• _Written request_
Write out each line from the data below that includes the word "adeguamento".

• _Supplied data_
- - - -
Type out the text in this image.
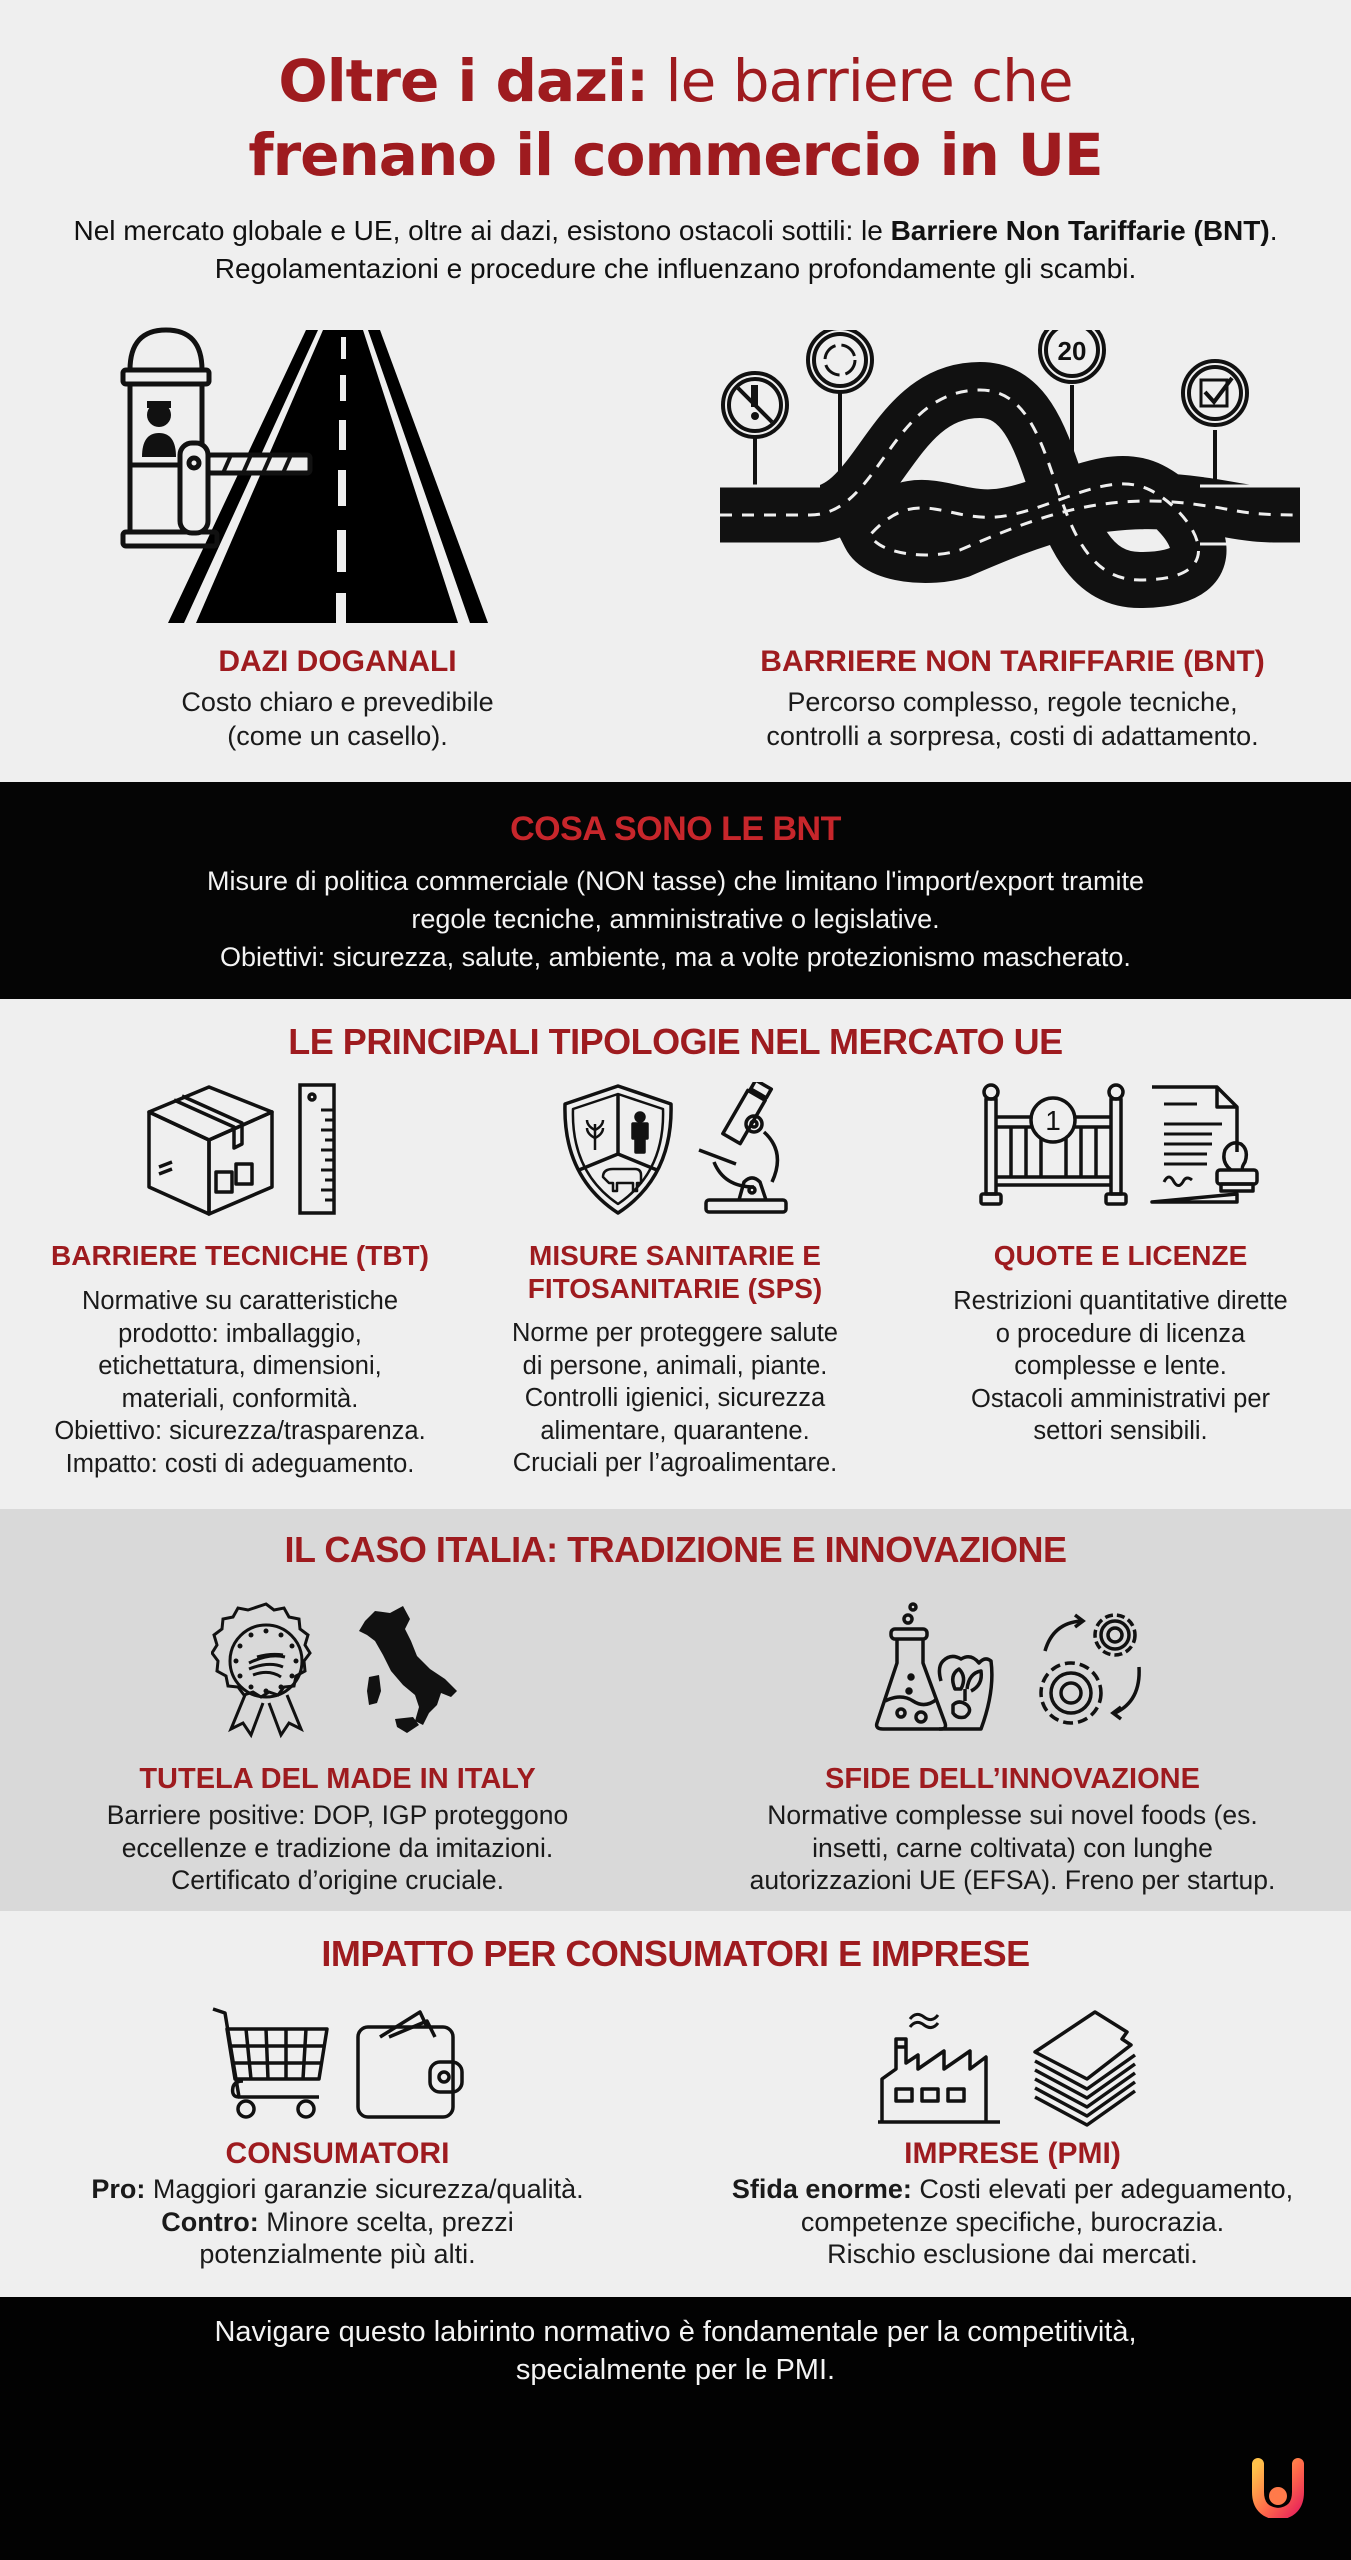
Oltre i dazi: le barriere che
frenano il commercio in UE

Nel mercato globale e UE, oltre ai dazi, esistono ostacoli sottili: le Barriere Non Tariffarie (BNT). Regolamentazioni e procedure che influenzano profondamente gli scambi.

DAZI DOGANALI
Costo chiaro e prevedibile
(come un casello).
20
BARRIERE NON TARIFFARIE (BNT)
Percorso complesso, regole tecniche,
controlli a sorpresa, costi di adattamento.
COSA SONO LE BNT
Misure di politica commerciale (NON tasse) che limitano l'import/export tramite
regole tecniche, amministrative o legislative.
Obiettivi: sicurezza, salute, ambiente, ma a volte protezionismo mascherato.
LE PRINCIPALI TIPOLOGIE NEL MERCATO UE
BARRIERE TECNICHE (TBT)
Normative su caratteristiche
prodotto: imballaggio,
etichettatura, dimensioni,
materiali, conformità.
Obiettivo: sicurezza/trasparenza.
Impatto: costi di adeguamento.
MISURE SANITARIE E
FITOSANITARIE (SPS)
Norme per proteggere salute
di persone, animali, piante.
Controlli igienici, sicurezza
alimentare, quarantene.
Cruciali per l’agroalimentare.
1
QUOTE E LICENZE
Restrizioni quantitative dirette
o procedure di licenza
complesse e lente.
Ostacoli amministrativi per
settori sensibili.
IL CASO ITALIA: TRADIZIONE E INNOVAZIONE
TUTELA DEL MADE IN ITALY
Barriere positive: DOP, IGP proteggono
eccellenze e tradizione da imitazioni.
Certificato d’origine cruciale.
SFIDE DELL’INNOVAZIONE
Normative complesse sui novel foods (es.
insetti, carne coltivata) con lunghe
autorizzazioni UE (EFSA). Freno per startup.
IMPATTO PER CONSUMATORI E IMPRESE
CONSUMATORI
Pro: Maggiori garanzie sicurezza/qualità.
Contro: Minore scelta, prezzi
potenzialmente più alti.
IMPRESE (PMI)
Sfida enorme: Costi elevati per adeguamento,
competenze specifiche, burocrazia.
Rischio esclusione dai mercati.
Navigare questo labirinto normativo è fondamentale per la competitività,
specialmente per le PMI.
- - - -
• _Result below_
Impatto: costi di adeguamento.
Sfida enorme: Costi elevati per adeguamento,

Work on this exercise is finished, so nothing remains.